**AIM:** Return each line of the records with nothing changed, pictures excepted.

**RECORDS PROVIDED:**
○ ○ ○ ○ ○ ○ ○
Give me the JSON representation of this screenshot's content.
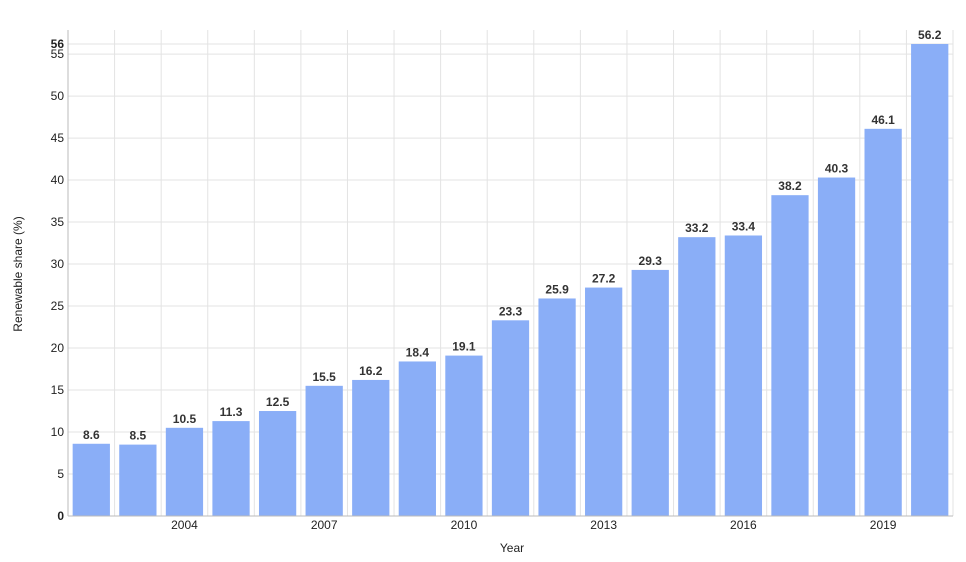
{
  "chart_data": {
    "type": "bar",
    "categories": [
      "2002",
      "2003",
      "2004",
      "2005",
      "2006",
      "2007",
      "2008",
      "2009",
      "2010",
      "2011",
      "2012",
      "2013",
      "2014",
      "2015",
      "2016",
      "2017",
      "2018",
      "2019",
      "2020"
    ],
    "values": [
      8.6,
      8.5,
      10.5,
      11.3,
      12.5,
      15.5,
      16.2,
      18.4,
      19.1,
      23.3,
      25.9,
      27.2,
      29.3,
      33.2,
      33.4,
      38.2,
      40.3,
      46.1,
      56.2
    ],
    "value_labels": [
      "8.6",
      "8.5",
      "10.5",
      "11.3",
      "12.5",
      "15.5",
      "16.2",
      "18.4",
      "19.1",
      "23.3",
      "25.9",
      "27.2",
      "29.3",
      "33.2",
      "33.4",
      "38.2",
      "40.3",
      "46.1",
      "56.2"
    ],
    "x_tick_labels": [
      "2004",
      "2007",
      "2010",
      "2013",
      "2016",
      "2019"
    ],
    "y_ticks": [
      0,
      5,
      10,
      15,
      20,
      25,
      30,
      35,
      40,
      45,
      50,
      55
    ],
    "y_tick_labels": [
      "0",
      "5",
      "10",
      "15",
      "20",
      "25",
      "30",
      "35",
      "40",
      "45",
      "50",
      "55"
    ],
    "y_max_label": "56",
    "ylim": [
      0,
      56.2
    ],
    "xlabel": "Year",
    "ylabel": "Renewable share (%)",
    "bar_color": "#8aaef7",
    "grid": true,
    "legend": "none"
  }
}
○ ○ ○ ○ ○ ○ ○
**EXERCISE ANSWER:**
Give me the JSON representation of this screenshot's content.
{
  "chart_data": {
    "type": "bar",
    "categories": [
      "2002",
      "2003",
      "2004",
      "2005",
      "2006",
      "2007",
      "2008",
      "2009",
      "2010",
      "2011",
      "2012",
      "2013",
      "2014",
      "2015",
      "2016",
      "2017",
      "2018",
      "2019",
      "2020"
    ],
    "values": [
      8.6,
      8.5,
      10.5,
      11.3,
      12.5,
      15.5,
      16.2,
      18.4,
      19.1,
      23.3,
      25.9,
      27.2,
      29.3,
      33.2,
      33.4,
      38.2,
      40.3,
      46.1,
      56.2
    ],
    "value_labels": [
      "8.6",
      "8.5",
      "10.5",
      "11.3",
      "12.5",
      "15.5",
      "16.2",
      "18.4",
      "19.1",
      "23.3",
      "25.9",
      "27.2",
      "29.3",
      "33.2",
      "33.4",
      "38.2",
      "40.3",
      "46.1",
      "56.2"
    ],
    "x_tick_labels": [
      "2004",
      "2007",
      "2010",
      "2013",
      "2016",
      "2019"
    ],
    "y_ticks": [
      0,
      5,
      10,
      15,
      20,
      25,
      30,
      35,
      40,
      45,
      50,
      55
    ],
    "y_tick_labels": [
      "0",
      "5",
      "10",
      "15",
      "20",
      "25",
      "30",
      "35",
      "40",
      "45",
      "50",
      "55"
    ],
    "y_max_label": "56",
    "ylim": [
      0,
      56.2
    ],
    "xlabel": "Year",
    "ylabel": "Renewable share (%)",
    "bar_color": "#8aaef7",
    "grid": true,
    "legend": "none"
  }
}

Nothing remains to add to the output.